• [Data lines]:

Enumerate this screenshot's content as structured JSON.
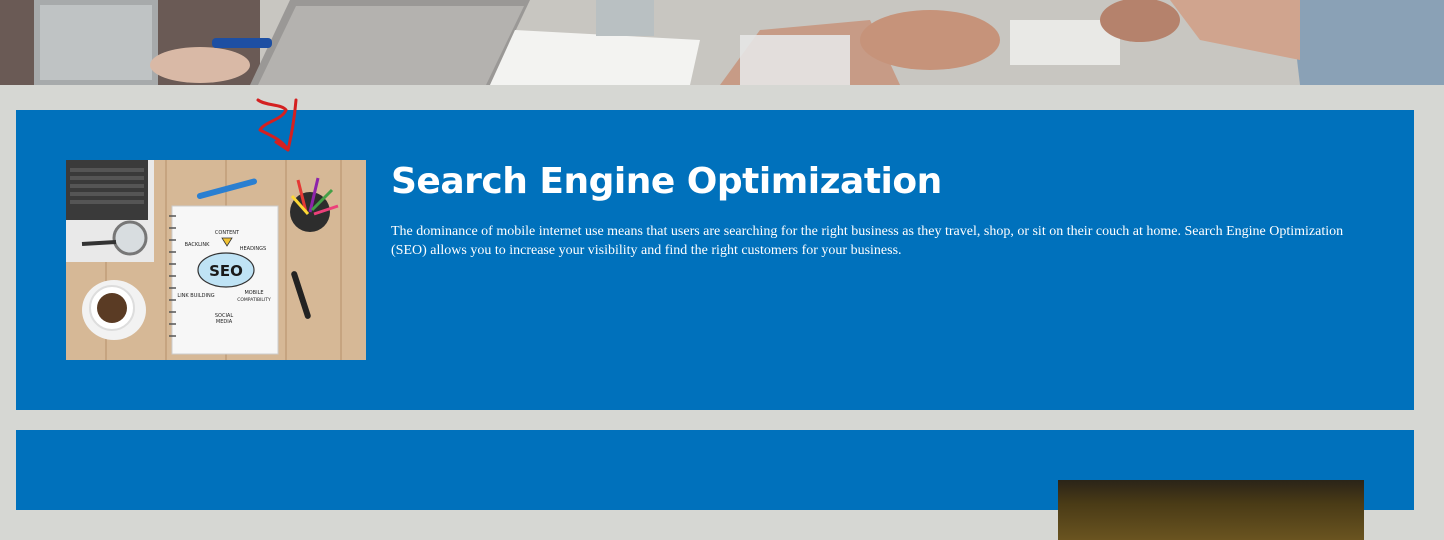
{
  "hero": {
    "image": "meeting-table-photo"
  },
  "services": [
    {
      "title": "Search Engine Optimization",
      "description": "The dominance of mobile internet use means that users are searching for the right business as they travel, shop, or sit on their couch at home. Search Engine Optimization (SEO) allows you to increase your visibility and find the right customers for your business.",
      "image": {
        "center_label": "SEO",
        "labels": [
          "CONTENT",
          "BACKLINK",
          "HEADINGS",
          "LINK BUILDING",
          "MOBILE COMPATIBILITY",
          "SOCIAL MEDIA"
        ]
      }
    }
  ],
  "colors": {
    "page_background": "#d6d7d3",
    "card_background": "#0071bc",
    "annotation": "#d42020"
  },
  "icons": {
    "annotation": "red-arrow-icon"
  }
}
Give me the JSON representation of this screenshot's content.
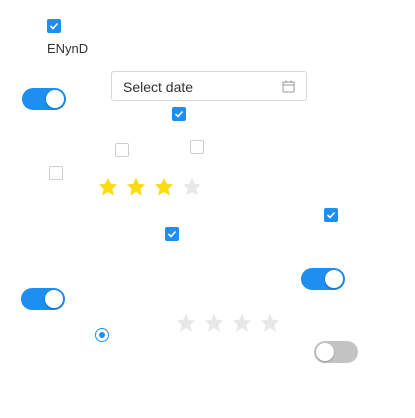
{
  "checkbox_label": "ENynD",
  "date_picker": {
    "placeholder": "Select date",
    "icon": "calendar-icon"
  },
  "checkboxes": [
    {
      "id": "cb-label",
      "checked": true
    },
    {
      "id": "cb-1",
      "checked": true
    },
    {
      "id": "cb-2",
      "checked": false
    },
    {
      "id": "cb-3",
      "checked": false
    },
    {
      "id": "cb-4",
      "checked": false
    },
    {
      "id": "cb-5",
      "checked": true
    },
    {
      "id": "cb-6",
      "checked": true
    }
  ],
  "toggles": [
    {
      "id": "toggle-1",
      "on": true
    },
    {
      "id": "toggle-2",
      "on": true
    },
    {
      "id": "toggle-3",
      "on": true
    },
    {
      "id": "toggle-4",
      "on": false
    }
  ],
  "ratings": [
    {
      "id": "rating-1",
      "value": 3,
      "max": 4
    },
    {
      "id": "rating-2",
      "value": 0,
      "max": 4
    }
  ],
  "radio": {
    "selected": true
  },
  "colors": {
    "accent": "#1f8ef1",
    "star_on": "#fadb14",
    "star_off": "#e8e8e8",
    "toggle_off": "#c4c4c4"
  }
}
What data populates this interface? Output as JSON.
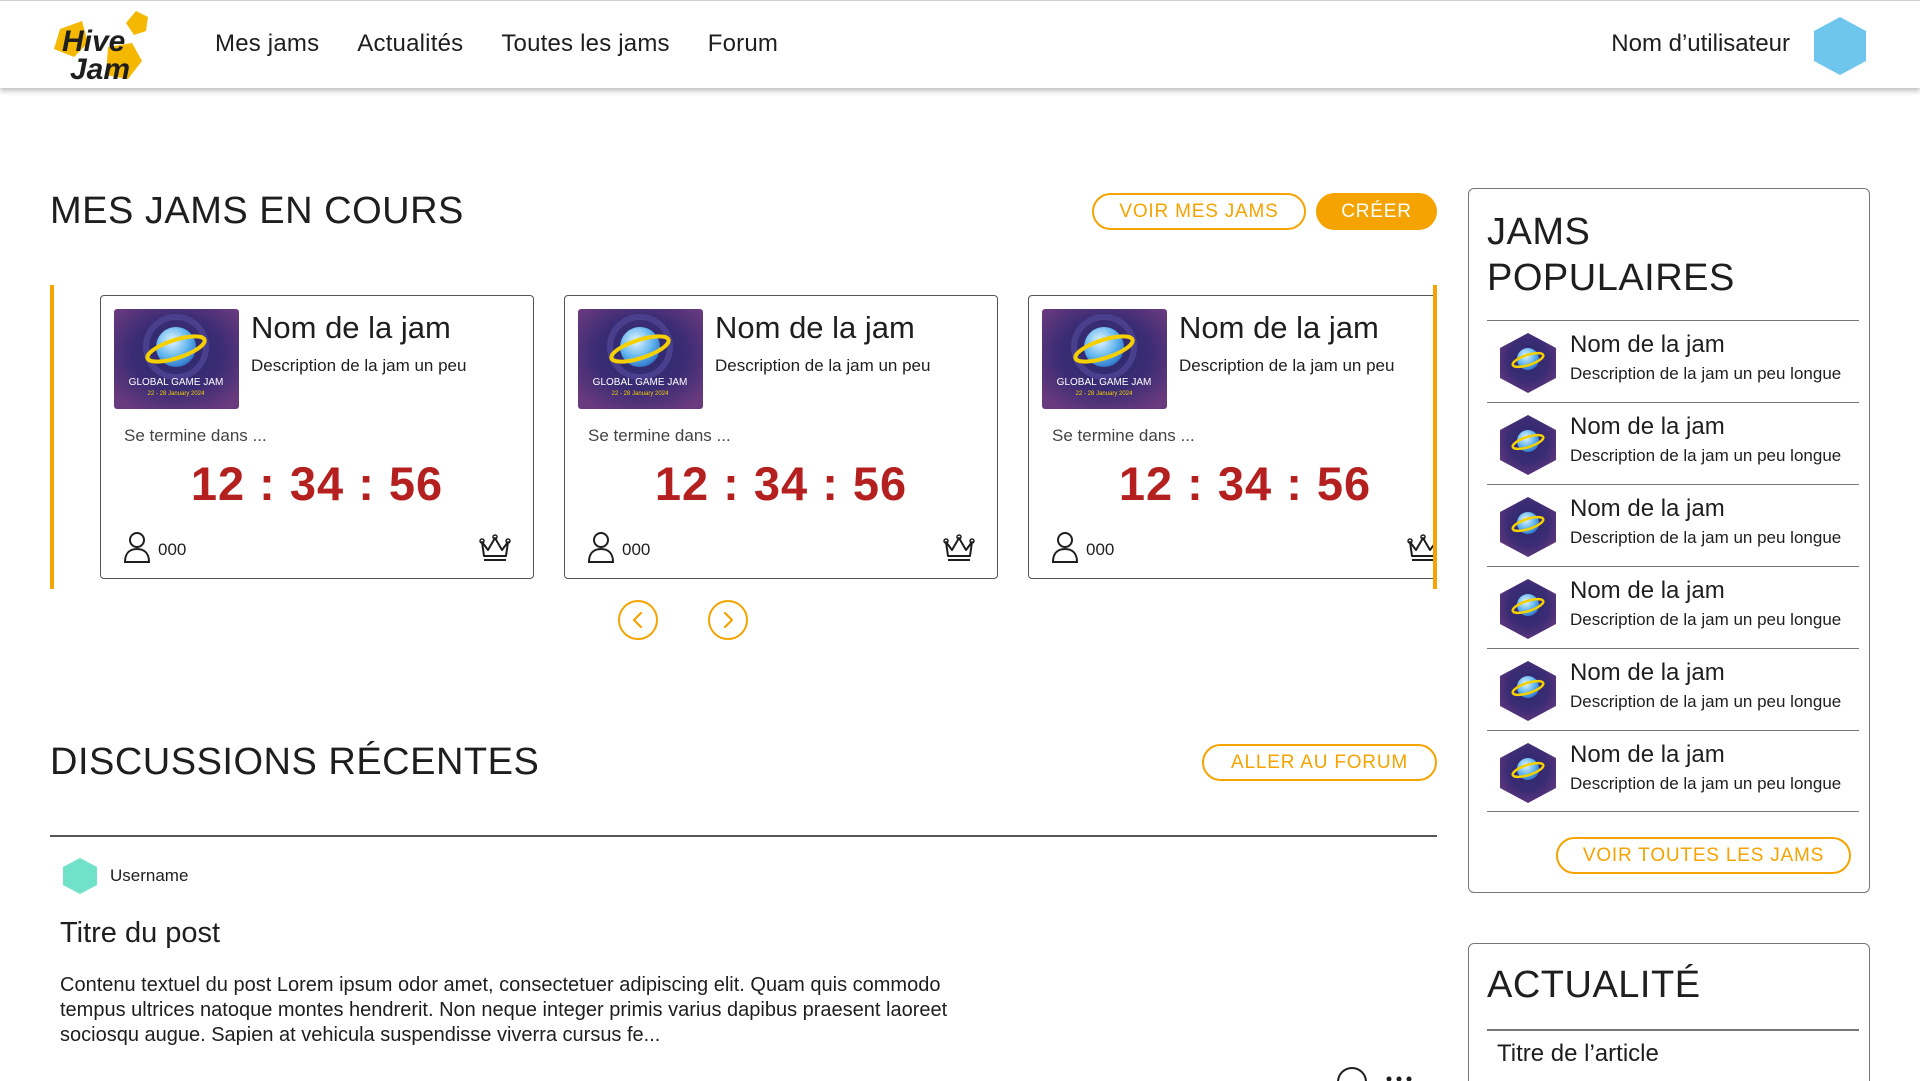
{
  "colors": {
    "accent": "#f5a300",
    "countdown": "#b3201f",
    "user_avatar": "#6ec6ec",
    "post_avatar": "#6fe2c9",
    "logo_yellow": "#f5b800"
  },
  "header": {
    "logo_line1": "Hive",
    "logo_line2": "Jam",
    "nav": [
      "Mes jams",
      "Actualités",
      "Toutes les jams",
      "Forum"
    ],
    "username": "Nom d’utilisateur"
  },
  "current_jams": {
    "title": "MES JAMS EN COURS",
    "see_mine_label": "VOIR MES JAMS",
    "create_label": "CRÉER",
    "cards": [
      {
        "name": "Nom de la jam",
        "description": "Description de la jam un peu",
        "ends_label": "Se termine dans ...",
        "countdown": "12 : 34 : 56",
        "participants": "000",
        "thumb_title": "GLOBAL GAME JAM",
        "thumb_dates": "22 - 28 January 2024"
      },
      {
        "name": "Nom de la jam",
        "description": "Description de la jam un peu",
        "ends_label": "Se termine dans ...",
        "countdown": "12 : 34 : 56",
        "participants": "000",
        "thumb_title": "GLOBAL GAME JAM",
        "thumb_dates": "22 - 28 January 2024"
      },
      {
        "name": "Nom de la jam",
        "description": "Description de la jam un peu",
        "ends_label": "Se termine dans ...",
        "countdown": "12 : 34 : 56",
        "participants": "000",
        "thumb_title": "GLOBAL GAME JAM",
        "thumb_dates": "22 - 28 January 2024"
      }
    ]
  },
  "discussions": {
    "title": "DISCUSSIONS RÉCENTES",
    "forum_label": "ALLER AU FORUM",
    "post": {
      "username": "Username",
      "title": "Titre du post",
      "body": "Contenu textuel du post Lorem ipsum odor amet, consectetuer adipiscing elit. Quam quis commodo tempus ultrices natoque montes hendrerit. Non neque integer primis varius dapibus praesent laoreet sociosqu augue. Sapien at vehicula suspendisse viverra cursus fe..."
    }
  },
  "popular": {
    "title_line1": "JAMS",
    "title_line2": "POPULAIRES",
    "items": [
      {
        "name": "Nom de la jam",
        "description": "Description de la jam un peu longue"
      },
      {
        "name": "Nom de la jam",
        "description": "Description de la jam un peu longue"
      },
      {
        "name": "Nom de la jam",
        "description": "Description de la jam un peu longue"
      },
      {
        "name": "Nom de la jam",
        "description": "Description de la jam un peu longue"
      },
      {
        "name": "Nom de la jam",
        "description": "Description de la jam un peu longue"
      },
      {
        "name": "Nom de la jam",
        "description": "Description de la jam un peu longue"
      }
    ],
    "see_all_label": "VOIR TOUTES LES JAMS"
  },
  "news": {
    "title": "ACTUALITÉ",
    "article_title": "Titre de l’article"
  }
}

==

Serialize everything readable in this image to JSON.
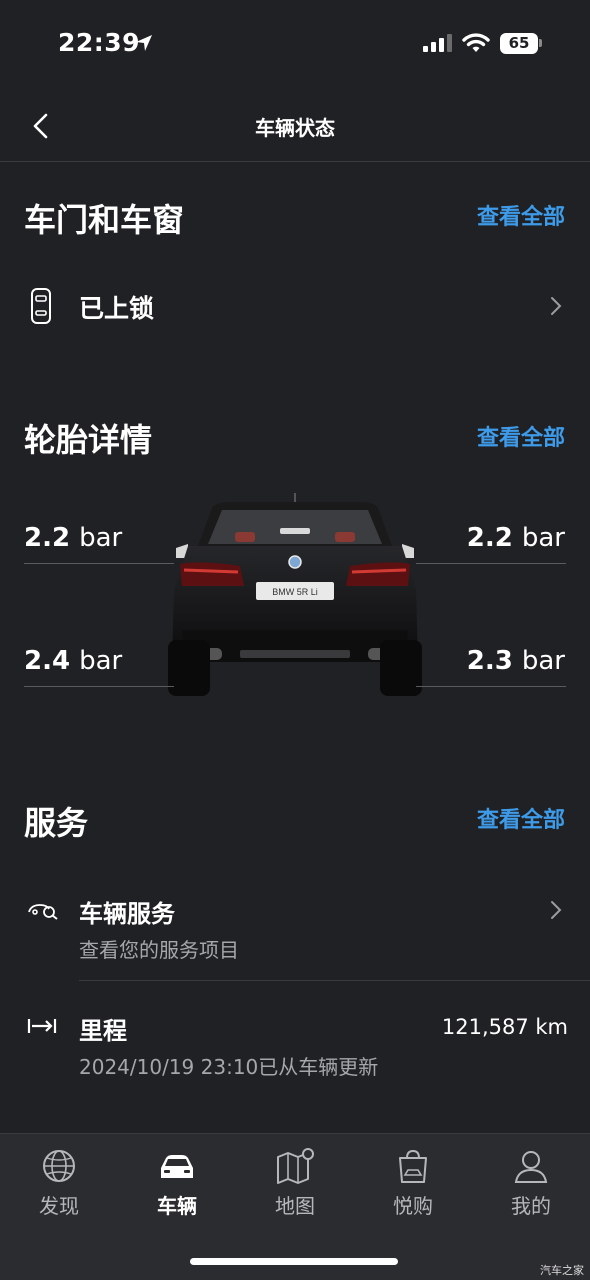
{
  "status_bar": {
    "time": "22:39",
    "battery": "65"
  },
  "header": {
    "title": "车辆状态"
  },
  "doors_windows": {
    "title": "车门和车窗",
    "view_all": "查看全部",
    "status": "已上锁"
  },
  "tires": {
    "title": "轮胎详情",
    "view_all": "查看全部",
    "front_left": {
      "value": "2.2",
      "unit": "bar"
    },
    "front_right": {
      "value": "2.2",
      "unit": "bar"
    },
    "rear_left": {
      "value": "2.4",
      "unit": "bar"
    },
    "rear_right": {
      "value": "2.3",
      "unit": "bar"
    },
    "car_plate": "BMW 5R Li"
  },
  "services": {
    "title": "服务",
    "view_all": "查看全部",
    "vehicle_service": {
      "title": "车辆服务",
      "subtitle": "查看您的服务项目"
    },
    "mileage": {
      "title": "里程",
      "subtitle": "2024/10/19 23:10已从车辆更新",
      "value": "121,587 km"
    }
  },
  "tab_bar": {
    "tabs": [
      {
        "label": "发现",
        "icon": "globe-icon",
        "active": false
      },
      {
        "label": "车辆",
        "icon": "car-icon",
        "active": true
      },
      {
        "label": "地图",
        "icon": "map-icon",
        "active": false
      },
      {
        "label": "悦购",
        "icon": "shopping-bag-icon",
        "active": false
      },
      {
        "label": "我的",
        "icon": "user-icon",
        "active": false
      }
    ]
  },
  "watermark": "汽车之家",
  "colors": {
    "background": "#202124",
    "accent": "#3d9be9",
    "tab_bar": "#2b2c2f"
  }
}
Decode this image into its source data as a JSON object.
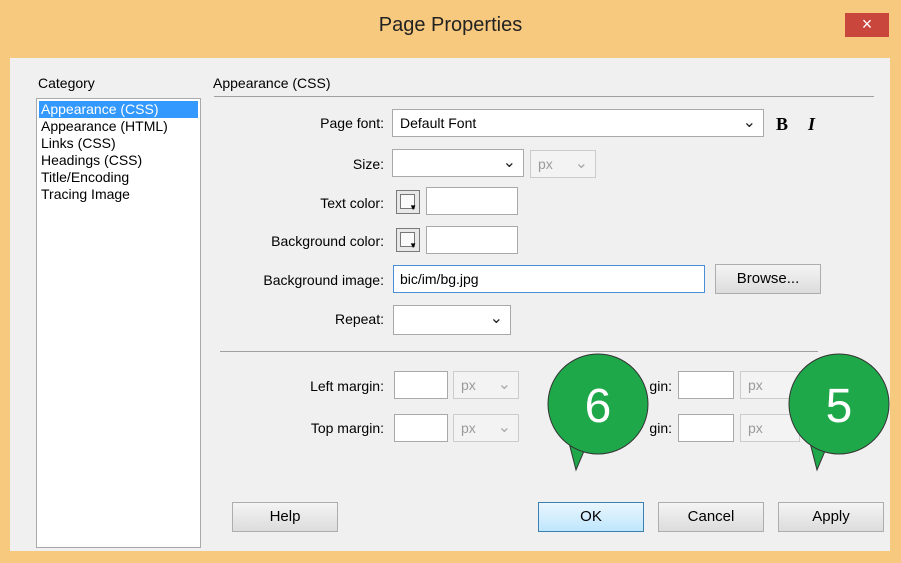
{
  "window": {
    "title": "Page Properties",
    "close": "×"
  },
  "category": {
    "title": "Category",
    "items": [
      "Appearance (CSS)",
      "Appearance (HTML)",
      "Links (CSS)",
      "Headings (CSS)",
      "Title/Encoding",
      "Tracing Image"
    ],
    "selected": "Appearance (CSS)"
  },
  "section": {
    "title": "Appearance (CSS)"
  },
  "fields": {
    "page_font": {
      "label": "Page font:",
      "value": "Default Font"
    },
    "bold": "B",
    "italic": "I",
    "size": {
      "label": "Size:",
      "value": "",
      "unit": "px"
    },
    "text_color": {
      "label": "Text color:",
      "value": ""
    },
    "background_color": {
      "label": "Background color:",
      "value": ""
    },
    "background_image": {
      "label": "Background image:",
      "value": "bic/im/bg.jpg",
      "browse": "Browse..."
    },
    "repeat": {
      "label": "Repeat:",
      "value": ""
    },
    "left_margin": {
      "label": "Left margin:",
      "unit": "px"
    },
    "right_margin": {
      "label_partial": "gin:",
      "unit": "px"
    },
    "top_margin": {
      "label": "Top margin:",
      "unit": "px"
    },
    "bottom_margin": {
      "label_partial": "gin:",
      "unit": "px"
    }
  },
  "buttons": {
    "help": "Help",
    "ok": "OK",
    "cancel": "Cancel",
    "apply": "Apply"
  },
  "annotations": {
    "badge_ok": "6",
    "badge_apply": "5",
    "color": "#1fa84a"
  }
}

• [What this task involves]:
Looking at the entries above, say how many lines contain the word "JSON". Only the number is wanted.

• [Problem solution]:
5